▶ _Actions to take_:
1 > Decide whether each statement below agrees with the RPA text, answering yes or no and quoting the words of the text that settle it. (a) A decade ago RPA could automate virtually any human process. (b) The industry never called language-centric automation RPA. (c) UiPath is named among the big RPA players.
2 > Please carry on the RPA text with a new paragraph that begins right after its final sentence.

▶ _Excerpt_:
******************************
Although the technologies that make up what we today call RPA are not new, the importance of this business process automation paradigm has been strengthened by a rise of specialized Artificial Intelligence (AI), and its association with the predicted fourth Industrial Revolution. A decade ago RPA was mainly a “screen scraping” process that could automate only very specific tasks. Now RPA encompasses virtually any human process that can be automated through software. For one company, RPA could mean intelligent routing of customer support emails or digitization and storage of physical invoices, for another could mean interfacing legacy software systems or transforming content throughout its lifecycle in the organization.
As RPA is getting more specialized and more ubiquitous, it tends to absorb business application areas where the automation value was clear only to a certain market segment, but which is now relevant to entire industries. And working with content is one area that RPA is starting to have major impact on, although not by bringing any innovation by itself, but by repurposing and showing new increased value to processes that already have a history in certain areas.
This is exactly the case of Language RPA, which you haven’t heard about until now, because… it simply wasn’t a coined term. If you were working for the localization department for multinational, you might have been familiar with language-specific automation software areas, such as translation management or translation productivity, that automated project management and content workflow transformation and helped content to be translated and delivered faster. If you were working in the data analytics area, performing triage on multi-language content was done using a combination of text analytics and machine translation. But the industry never referred to this type of content-centric (or language-centric) automation as RPA.
Automation in the commercial space has already gained traction with the help of big RPA players, such as UiPath, BluePrims, PegaSystems, NICE or Kofax. The rule of thumb of the all RPA-based digital transformation efforts is to identify non-strategic human activities that can be automated, from sales, R&D, finance to employee management and customer service. The outcome is efficiency, cost saving, process improvement and repurposing employees for more interesting work.
******************************
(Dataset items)
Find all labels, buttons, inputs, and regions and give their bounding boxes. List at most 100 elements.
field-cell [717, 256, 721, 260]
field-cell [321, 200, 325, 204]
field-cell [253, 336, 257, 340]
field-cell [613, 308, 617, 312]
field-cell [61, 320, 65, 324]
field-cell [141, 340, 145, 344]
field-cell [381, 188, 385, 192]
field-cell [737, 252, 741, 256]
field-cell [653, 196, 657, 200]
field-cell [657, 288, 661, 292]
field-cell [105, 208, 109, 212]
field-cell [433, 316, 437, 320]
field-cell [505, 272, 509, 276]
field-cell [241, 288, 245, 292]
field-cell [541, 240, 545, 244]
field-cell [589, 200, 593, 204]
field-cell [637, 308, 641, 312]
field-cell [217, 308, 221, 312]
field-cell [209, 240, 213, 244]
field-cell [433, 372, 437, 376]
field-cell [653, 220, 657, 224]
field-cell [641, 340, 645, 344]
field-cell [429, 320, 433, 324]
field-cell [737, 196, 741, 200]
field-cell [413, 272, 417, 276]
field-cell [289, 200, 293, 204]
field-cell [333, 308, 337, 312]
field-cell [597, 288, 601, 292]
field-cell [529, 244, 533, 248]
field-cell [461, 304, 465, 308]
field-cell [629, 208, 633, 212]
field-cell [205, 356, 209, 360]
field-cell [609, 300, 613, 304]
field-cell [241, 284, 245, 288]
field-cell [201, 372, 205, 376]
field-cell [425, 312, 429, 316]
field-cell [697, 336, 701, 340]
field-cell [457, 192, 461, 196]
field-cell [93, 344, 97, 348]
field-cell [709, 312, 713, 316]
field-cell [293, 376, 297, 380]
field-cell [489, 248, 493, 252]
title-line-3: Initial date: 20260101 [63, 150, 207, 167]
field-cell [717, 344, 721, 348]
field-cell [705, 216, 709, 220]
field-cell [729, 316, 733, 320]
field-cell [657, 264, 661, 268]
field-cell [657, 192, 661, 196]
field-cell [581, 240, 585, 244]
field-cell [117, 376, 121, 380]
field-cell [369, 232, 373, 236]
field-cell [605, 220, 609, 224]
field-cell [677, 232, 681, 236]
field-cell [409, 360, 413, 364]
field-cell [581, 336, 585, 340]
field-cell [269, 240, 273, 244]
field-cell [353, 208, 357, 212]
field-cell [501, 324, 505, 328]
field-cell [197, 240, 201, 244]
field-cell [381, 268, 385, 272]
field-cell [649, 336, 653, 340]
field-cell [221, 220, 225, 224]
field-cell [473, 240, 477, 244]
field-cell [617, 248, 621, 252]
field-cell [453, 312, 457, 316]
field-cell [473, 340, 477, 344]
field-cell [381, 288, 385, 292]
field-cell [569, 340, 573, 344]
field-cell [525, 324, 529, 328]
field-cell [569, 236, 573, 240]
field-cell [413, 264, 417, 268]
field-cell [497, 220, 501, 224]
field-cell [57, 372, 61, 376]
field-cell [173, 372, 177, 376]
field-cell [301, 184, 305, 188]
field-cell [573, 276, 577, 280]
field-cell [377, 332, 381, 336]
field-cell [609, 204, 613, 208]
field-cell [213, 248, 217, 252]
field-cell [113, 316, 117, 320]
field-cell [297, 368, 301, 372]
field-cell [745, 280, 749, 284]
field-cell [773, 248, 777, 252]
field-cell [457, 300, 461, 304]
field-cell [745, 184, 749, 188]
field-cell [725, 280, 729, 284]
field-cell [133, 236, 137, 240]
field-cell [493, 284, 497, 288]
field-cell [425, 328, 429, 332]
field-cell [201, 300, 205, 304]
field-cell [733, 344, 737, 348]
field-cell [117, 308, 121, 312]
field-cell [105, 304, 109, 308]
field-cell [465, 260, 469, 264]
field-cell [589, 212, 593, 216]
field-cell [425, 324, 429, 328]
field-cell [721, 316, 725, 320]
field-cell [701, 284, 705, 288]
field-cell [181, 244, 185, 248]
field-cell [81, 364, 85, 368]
******************************
▶ _Exercise results_:
1 >
(a) No: "A decade ago RPA was mainly a “screen scraping” process that could automate only very specific tasks."
(b) Yes: "But the industry never referred to this type of content-centric (or language-centric) automation as RPA."
(c) Yes: "Automation in the commercial space has already gained traction with the help of big RPA players, such as UiPath, BluePrims, PegaSystems, NICE or Kofax."

2 >
Language RPA, a subset of Content RPA (if you will), is not a recent innovation, but it is just as important as automating the accounts payable activities, claim processing, contact center, HR or Finance and Accounting. With the recent advancements in AI and processing power, content can be created, managed, transformed and distributed for consumption with high levels of automation.
Natural Language Generation (NLG) has proven as an effective approach to create content from existing structured and unstructured content sources that have previously created by humans.
Content can then be translated either completely automated with Neural MT, for certain use cases, or it can be handled by human translation teams in a highly automated manner, by relying on translation management systems that can automate most of the project management tasks. While, at the same time, eliminating most of the redundant human workflow steps and transforming content with the use of file filters, translation memories or machine translation.
And finally, content can be automatically understood with the use of Text Analytics and delivered to its audience in an intelligent manner, in the desired format, language and writing style, in order to have an end-to-end approach to the content lifecycle that involves the highest amount of automation possible.
Language RPA positions existing and new approaches to handling language-specific tasks in the context of the fourth industrial revolution, offering an undeniable new approach to workforce repurposing and full utilization of content in all its forms.